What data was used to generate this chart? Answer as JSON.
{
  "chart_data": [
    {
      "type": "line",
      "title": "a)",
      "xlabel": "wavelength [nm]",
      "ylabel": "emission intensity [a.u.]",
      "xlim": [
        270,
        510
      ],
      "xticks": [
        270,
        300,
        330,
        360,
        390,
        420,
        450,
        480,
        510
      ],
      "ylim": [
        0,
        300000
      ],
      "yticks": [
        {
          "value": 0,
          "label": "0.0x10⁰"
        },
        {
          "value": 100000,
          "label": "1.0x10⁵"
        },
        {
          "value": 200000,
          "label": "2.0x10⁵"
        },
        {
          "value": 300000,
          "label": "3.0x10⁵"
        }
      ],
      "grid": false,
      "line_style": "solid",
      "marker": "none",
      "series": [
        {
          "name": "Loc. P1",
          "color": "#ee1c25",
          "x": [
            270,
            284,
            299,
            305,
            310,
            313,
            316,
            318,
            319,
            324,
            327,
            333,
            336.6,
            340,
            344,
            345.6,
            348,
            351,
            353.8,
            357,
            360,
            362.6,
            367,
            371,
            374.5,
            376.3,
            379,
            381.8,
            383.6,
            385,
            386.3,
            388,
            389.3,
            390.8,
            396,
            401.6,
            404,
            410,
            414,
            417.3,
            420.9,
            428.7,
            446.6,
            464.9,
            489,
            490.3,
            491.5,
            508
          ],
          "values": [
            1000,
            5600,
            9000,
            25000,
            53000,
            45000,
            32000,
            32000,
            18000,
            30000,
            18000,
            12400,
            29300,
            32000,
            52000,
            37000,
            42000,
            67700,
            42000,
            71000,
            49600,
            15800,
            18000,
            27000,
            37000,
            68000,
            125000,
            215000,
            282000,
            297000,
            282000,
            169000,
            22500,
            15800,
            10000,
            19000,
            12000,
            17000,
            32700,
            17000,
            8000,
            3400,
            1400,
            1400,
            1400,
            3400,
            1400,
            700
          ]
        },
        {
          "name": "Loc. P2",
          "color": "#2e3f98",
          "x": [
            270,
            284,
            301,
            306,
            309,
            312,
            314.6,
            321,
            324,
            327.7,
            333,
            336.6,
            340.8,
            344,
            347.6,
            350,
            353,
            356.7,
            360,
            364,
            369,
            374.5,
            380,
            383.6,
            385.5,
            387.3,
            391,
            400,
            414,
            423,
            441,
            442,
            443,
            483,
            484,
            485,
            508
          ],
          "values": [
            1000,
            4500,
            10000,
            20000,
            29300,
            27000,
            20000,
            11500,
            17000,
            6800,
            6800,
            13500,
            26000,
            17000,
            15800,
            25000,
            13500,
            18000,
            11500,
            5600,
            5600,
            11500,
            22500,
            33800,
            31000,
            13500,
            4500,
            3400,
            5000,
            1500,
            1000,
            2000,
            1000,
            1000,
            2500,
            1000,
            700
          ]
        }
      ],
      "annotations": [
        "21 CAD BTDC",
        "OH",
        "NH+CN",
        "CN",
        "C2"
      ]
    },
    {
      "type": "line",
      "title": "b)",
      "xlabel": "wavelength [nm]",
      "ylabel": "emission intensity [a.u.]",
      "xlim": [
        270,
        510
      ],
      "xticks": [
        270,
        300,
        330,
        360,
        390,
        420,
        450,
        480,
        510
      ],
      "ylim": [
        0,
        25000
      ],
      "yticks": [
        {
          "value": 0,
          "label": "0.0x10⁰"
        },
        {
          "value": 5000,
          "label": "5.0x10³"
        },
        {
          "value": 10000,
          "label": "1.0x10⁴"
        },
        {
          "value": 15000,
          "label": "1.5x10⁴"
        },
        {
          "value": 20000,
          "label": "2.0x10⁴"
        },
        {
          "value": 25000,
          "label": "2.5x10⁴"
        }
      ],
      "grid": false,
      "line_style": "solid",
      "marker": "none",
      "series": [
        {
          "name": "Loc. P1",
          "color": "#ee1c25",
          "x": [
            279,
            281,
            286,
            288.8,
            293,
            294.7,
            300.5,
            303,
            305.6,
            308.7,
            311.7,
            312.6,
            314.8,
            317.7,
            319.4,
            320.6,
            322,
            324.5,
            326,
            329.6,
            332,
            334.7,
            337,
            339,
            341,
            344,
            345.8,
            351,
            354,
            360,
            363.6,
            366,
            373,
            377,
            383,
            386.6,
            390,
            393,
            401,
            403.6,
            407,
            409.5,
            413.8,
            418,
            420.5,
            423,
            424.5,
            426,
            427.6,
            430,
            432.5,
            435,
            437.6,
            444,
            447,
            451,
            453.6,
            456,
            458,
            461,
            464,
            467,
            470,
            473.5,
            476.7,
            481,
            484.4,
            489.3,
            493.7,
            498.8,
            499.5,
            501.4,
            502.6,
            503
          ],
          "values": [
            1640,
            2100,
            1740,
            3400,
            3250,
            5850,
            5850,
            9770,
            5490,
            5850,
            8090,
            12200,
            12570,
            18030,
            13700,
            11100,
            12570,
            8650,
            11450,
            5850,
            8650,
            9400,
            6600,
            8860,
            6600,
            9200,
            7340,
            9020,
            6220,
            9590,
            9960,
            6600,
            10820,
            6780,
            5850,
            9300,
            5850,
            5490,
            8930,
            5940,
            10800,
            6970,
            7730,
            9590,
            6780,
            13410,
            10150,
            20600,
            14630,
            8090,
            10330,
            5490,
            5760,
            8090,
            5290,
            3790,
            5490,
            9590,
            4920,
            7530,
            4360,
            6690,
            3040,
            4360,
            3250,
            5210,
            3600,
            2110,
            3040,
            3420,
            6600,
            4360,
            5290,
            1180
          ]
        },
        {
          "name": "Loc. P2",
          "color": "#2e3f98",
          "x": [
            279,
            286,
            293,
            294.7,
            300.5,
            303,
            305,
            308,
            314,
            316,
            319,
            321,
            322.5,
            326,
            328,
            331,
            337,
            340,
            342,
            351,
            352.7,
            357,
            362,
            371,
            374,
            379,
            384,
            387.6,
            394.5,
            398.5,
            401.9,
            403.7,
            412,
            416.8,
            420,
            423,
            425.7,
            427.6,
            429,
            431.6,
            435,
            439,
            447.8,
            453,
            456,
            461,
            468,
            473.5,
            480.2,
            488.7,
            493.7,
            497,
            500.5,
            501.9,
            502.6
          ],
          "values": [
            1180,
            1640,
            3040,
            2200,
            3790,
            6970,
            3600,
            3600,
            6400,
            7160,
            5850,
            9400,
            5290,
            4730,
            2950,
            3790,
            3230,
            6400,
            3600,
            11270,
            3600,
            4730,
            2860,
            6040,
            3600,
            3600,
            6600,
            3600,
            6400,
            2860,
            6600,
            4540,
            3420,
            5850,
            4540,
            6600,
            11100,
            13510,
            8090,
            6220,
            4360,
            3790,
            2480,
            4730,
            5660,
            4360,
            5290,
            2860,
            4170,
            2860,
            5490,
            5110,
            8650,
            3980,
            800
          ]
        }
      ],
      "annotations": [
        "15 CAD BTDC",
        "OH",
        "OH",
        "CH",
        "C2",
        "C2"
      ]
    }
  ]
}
^^^^
Repeat the records above exactly.

What data was used to generate this chart? Answer as JSON.
{
  "chart_data": [
    {
      "type": "line",
      "title": "a)",
      "xlabel": "wavelength [nm]",
      "ylabel": "emission intensity [a.u.]",
      "xlim": [
        270,
        510
      ],
      "xticks": [
        270,
        300,
        330,
        360,
        390,
        420,
        450,
        480,
        510
      ],
      "ylim": [
        0,
        300000
      ],
      "yticks": [
        {
          "value": 0,
          "label": "0.0x10⁰"
        },
        {
          "value": 100000,
          "label": "1.0x10⁵"
        },
        {
          "value": 200000,
          "label": "2.0x10⁵"
        },
        {
          "value": 300000,
          "label": "3.0x10⁵"
        }
      ],
      "grid": false,
      "line_style": "solid",
      "marker": "none",
      "series": [
        {
          "name": "Loc. P1",
          "color": "#ee1c25",
          "x": [
            270,
            284,
            299,
            305,
            310,
            313,
            316,
            318,
            319,
            324,
            327,
            333,
            336.6,
            340,
            344,
            345.6,
            348,
            351,
            353.8,
            357,
            360,
            362.6,
            367,
            371,
            374.5,
            376.3,
            379,
            381.8,
            383.6,
            385,
            386.3,
            388,
            389.3,
            390.8,
            396,
            401.6,
            404,
            410,
            414,
            417.3,
            420.9,
            428.7,
            446.6,
            464.9,
            489,
            490.3,
            491.5,
            508
          ],
          "values": [
            1000,
            5600,
            9000,
            25000,
            53000,
            45000,
            32000,
            32000,
            18000,
            30000,
            18000,
            12400,
            29300,
            32000,
            52000,
            37000,
            42000,
            67700,
            42000,
            71000,
            49600,
            15800,
            18000,
            27000,
            37000,
            68000,
            125000,
            215000,
            282000,
            297000,
            282000,
            169000,
            22500,
            15800,
            10000,
            19000,
            12000,
            17000,
            32700,
            17000,
            8000,
            3400,
            1400,
            1400,
            1400,
            3400,
            1400,
            700
          ]
        },
        {
          "name": "Loc. P2",
          "color": "#2e3f98",
          "x": [
            270,
            284,
            301,
            306,
            309,
            312,
            314.6,
            321,
            324,
            327.7,
            333,
            336.6,
            340.8,
            344,
            347.6,
            350,
            353,
            356.7,
            360,
            364,
            369,
            374.5,
            380,
            383.6,
            385.5,
            387.3,
            391,
            400,
            414,
            423,
            441,
            442,
            443,
            483,
            484,
            485,
            508
          ],
          "values": [
            1000,
            4500,
            10000,
            20000,
            29300,
            27000,
            20000,
            11500,
            17000,
            6800,
            6800,
            13500,
            26000,
            17000,
            15800,
            25000,
            13500,
            18000,
            11500,
            5600,
            5600,
            11500,
            22500,
            33800,
            31000,
            13500,
            4500,
            3400,
            5000,
            1500,
            1000,
            2000,
            1000,
            1000,
            2500,
            1000,
            700
          ]
        }
      ],
      "annotations": [
        "21 CAD BTDC",
        "OH",
        "NH+CN",
        "CN",
        "C2"
      ]
    },
    {
      "type": "line",
      "title": "b)",
      "xlabel": "wavelength [nm]",
      "ylabel": "emission intensity [a.u.]",
      "xlim": [
        270,
        510
      ],
      "xticks": [
        270,
        300,
        330,
        360,
        390,
        420,
        450,
        480,
        510
      ],
      "ylim": [
        0,
        25000
      ],
      "yticks": [
        {
          "value": 0,
          "label": "0.0x10⁰"
        },
        {
          "value": 5000,
          "label": "5.0x10³"
        },
        {
          "value": 10000,
          "label": "1.0x10⁴"
        },
        {
          "value": 15000,
          "label": "1.5x10⁴"
        },
        {
          "value": 20000,
          "label": "2.0x10⁴"
        },
        {
          "value": 25000,
          "label": "2.5x10⁴"
        }
      ],
      "grid": false,
      "line_style": "solid",
      "marker": "none",
      "series": [
        {
          "name": "Loc. P1",
          "color": "#ee1c25",
          "x": [
            279,
            281,
            286,
            288.8,
            293,
            294.7,
            300.5,
            303,
            305.6,
            308.7,
            311.7,
            312.6,
            314.8,
            317.7,
            319.4,
            320.6,
            322,
            324.5,
            326,
            329.6,
            332,
            334.7,
            337,
            339,
            341,
            344,
            345.8,
            351,
            354,
            360,
            363.6,
            366,
            373,
            377,
            383,
            386.6,
            390,
            393,
            401,
            403.6,
            407,
            409.5,
            413.8,
            418,
            420.5,
            423,
            424.5,
            426,
            427.6,
            430,
            432.5,
            435,
            437.6,
            444,
            447,
            451,
            453.6,
            456,
            458,
            461,
            464,
            467,
            470,
            473.5,
            476.7,
            481,
            484.4,
            489.3,
            493.7,
            498.8,
            499.5,
            501.4,
            502.6,
            503
          ],
          "values": [
            1640,
            2100,
            1740,
            3400,
            3250,
            5850,
            5850,
            9770,
            5490,
            5850,
            8090,
            12200,
            12570,
            18030,
            13700,
            11100,
            12570,
            8650,
            11450,
            5850,
            8650,
            9400,
            6600,
            8860,
            6600,
            9200,
            7340,
            9020,
            6220,
            9590,
            9960,
            6600,
            10820,
            6780,
            5850,
            9300,
            5850,
            5490,
            8930,
            5940,
            10800,
            6970,
            7730,
            9590,
            6780,
            13410,
            10150,
            20600,
            14630,
            8090,
            10330,
            5490,
            5760,
            8090,
            5290,
            3790,
            5490,
            9590,
            4920,
            7530,
            4360,
            6690,
            3040,
            4360,
            3250,
            5210,
            3600,
            2110,
            3040,
            3420,
            6600,
            4360,
            5290,
            1180
          ]
        },
        {
          "name": "Loc. P2",
          "color": "#2e3f98",
          "x": [
            279,
            286,
            293,
            294.7,
            300.5,
            303,
            305,
            308,
            314,
            316,
            319,
            321,
            322.5,
            326,
            328,
            331,
            337,
            340,
            342,
            351,
            352.7,
            357,
            362,
            371,
            374,
            379,
            384,
            387.6,
            394.5,
            398.5,
            401.9,
            403.7,
            412,
            416.8,
            420,
            423,
            425.7,
            427.6,
            429,
            431.6,
            435,
            439,
            447.8,
            453,
            456,
            461,
            468,
            473.5,
            480.2,
            488.7,
            493.7,
            497,
            500.5,
            501.9,
            502.6
          ],
          "values": [
            1180,
            1640,
            3040,
            2200,
            3790,
            6970,
            3600,
            3600,
            6400,
            7160,
            5850,
            9400,
            5290,
            4730,
            2950,
            3790,
            3230,
            6400,
            3600,
            11270,
            3600,
            4730,
            2860,
            6040,
            3600,
            3600,
            6600,
            3600,
            6400,
            2860,
            6600,
            4540,
            3420,
            5850,
            4540,
            6600,
            11100,
            13510,
            8090,
            6220,
            4360,
            3790,
            2480,
            4730,
            5660,
            4360,
            5290,
            2860,
            4170,
            2860,
            5490,
            5110,
            8650,
            3980,
            800
          ]
        }
      ],
      "annotations": [
        "15 CAD BTDC",
        "OH",
        "OH",
        "CH",
        "C2",
        "C2"
      ]
    }
  ]
}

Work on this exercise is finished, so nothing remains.